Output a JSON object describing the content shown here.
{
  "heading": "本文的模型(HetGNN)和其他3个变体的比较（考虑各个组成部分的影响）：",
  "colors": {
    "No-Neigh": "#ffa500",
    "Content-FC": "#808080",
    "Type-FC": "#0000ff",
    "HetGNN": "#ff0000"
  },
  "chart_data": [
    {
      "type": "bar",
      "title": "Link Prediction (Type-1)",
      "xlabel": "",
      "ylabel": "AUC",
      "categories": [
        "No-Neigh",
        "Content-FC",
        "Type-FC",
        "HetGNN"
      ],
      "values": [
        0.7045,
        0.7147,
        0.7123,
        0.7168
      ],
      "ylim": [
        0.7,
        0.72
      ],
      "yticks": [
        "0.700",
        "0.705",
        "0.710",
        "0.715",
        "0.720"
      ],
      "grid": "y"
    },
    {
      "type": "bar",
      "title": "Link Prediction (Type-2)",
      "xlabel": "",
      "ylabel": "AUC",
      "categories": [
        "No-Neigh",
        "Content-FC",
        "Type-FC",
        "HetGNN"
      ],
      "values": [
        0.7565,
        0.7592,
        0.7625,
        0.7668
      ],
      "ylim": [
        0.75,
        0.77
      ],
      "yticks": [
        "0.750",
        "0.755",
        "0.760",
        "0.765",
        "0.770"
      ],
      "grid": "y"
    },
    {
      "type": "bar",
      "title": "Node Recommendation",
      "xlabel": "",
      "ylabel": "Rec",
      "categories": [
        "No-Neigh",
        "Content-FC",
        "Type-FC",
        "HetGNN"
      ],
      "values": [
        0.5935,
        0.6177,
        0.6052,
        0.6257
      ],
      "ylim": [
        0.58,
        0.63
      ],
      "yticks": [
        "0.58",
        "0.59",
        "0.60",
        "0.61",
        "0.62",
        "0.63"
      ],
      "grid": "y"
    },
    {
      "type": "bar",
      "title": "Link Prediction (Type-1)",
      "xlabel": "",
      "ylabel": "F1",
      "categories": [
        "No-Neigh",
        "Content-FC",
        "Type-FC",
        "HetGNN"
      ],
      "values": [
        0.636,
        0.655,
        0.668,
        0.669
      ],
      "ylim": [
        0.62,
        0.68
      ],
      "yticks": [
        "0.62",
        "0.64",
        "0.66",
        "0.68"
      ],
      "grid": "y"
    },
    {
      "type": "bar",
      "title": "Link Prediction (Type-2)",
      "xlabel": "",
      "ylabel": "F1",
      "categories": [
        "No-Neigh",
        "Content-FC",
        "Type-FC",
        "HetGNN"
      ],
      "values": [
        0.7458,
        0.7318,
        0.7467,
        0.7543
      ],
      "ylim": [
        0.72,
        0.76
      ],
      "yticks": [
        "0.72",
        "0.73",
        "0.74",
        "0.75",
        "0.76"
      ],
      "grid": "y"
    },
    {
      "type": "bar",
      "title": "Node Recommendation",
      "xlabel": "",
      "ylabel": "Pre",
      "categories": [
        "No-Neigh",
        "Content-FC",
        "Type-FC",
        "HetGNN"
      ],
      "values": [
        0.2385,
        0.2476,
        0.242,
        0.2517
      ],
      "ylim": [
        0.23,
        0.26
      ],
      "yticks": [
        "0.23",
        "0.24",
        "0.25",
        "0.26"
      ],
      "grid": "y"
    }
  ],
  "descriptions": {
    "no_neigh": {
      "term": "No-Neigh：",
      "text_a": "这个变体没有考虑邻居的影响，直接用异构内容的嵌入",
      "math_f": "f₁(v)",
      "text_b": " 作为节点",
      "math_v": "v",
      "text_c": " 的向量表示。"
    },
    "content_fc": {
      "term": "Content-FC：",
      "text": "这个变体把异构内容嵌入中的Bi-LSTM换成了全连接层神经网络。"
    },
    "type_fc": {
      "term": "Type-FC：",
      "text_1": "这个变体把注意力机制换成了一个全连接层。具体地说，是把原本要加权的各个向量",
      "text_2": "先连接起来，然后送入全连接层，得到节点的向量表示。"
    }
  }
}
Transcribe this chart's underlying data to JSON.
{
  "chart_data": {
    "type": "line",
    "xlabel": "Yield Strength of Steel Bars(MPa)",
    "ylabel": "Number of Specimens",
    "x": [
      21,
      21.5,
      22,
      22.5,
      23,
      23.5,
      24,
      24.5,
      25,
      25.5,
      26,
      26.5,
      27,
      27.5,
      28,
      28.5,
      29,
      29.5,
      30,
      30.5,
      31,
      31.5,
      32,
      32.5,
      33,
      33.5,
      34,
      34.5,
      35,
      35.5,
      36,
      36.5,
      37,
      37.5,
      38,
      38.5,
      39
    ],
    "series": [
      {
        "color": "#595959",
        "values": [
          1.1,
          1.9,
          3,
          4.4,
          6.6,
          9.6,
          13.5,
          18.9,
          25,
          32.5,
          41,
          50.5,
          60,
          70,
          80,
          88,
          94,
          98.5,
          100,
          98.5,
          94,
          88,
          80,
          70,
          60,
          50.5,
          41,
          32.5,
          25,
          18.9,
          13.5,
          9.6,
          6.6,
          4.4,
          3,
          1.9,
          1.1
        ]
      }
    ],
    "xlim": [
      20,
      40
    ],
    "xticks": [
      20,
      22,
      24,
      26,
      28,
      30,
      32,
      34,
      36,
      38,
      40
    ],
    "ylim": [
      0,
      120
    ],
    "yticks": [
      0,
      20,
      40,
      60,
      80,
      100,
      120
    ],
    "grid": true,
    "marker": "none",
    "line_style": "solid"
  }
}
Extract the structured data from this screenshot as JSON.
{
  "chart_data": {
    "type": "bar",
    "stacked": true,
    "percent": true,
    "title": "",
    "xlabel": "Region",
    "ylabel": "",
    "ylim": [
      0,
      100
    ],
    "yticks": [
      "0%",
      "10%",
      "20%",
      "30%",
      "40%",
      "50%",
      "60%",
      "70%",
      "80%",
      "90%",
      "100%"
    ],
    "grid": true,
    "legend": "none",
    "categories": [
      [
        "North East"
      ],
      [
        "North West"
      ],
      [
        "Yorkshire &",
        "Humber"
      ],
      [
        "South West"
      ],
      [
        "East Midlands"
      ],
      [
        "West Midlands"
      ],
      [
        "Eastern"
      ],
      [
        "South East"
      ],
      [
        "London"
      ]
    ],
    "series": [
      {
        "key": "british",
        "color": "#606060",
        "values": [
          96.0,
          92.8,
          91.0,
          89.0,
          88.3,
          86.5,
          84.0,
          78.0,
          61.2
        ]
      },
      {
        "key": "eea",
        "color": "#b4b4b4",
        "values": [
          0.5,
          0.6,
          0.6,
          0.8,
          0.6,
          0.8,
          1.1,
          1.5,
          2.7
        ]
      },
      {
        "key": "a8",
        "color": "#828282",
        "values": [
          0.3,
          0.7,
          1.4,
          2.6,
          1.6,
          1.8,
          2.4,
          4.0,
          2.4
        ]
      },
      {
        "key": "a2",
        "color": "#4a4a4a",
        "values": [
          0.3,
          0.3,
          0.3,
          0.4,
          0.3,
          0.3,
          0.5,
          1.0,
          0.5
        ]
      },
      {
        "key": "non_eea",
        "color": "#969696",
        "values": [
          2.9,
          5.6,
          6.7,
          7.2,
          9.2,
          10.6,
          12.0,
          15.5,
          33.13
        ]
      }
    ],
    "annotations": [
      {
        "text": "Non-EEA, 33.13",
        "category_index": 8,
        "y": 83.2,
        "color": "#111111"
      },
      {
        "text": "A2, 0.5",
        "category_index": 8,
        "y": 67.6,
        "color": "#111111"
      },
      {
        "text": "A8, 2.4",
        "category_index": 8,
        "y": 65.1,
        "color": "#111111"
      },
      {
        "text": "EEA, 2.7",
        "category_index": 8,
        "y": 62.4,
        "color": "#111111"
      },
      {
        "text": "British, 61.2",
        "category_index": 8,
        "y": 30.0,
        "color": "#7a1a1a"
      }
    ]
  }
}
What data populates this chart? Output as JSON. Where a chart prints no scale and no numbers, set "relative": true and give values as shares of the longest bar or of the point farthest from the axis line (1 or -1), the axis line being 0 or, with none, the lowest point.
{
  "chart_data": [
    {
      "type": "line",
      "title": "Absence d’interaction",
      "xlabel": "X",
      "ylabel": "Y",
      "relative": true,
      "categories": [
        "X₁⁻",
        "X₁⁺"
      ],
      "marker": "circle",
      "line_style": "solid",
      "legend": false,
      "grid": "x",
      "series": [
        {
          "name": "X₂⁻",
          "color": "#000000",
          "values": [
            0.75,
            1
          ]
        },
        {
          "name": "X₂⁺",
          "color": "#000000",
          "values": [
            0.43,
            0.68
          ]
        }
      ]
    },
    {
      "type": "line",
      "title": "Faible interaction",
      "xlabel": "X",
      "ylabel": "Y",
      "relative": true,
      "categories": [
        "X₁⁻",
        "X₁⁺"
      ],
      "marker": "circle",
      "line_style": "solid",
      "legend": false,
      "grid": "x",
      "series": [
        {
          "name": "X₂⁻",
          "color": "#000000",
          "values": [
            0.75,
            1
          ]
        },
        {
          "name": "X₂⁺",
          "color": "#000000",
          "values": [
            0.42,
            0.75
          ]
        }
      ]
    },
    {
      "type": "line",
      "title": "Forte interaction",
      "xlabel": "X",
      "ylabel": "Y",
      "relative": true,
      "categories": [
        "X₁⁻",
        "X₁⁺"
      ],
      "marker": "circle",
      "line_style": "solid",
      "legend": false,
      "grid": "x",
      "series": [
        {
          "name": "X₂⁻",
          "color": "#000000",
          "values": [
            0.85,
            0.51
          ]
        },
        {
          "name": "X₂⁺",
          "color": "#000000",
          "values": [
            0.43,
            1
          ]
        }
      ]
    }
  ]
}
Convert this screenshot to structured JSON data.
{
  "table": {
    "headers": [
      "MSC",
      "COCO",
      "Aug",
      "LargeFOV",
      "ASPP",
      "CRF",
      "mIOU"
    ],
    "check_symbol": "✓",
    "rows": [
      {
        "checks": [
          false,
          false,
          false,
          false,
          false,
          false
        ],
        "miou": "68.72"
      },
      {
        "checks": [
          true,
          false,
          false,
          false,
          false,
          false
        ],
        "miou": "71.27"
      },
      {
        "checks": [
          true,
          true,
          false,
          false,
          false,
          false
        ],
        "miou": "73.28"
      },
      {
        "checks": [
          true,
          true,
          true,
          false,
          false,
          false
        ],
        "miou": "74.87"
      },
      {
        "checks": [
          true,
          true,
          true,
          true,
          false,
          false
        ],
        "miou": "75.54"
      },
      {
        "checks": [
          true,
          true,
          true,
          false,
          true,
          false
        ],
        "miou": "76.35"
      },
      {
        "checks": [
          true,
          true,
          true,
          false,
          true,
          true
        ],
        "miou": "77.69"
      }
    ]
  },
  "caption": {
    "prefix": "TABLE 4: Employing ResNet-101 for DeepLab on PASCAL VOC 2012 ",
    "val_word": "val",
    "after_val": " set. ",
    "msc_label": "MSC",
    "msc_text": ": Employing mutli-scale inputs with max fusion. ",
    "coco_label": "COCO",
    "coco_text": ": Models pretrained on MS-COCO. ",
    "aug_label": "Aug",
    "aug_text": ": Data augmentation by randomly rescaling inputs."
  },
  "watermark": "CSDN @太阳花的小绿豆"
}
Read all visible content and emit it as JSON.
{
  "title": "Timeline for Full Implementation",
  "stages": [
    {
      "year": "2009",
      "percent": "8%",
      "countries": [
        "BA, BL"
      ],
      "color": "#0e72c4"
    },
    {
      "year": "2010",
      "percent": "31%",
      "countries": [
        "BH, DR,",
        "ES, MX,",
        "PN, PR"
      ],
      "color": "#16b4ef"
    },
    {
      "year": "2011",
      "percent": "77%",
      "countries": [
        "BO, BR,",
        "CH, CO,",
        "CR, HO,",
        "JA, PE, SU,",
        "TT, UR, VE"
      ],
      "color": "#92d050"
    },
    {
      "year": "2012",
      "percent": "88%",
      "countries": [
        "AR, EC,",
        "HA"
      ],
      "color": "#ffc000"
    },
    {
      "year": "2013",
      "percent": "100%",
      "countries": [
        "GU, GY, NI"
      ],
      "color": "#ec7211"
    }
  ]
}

Goal of the exercise
From the listing above, collect every line that mentions the word "structured".

Output for this exercise
Extract the structured data from this screenshot as JSON.
Convert this screenshot to structured JSON data.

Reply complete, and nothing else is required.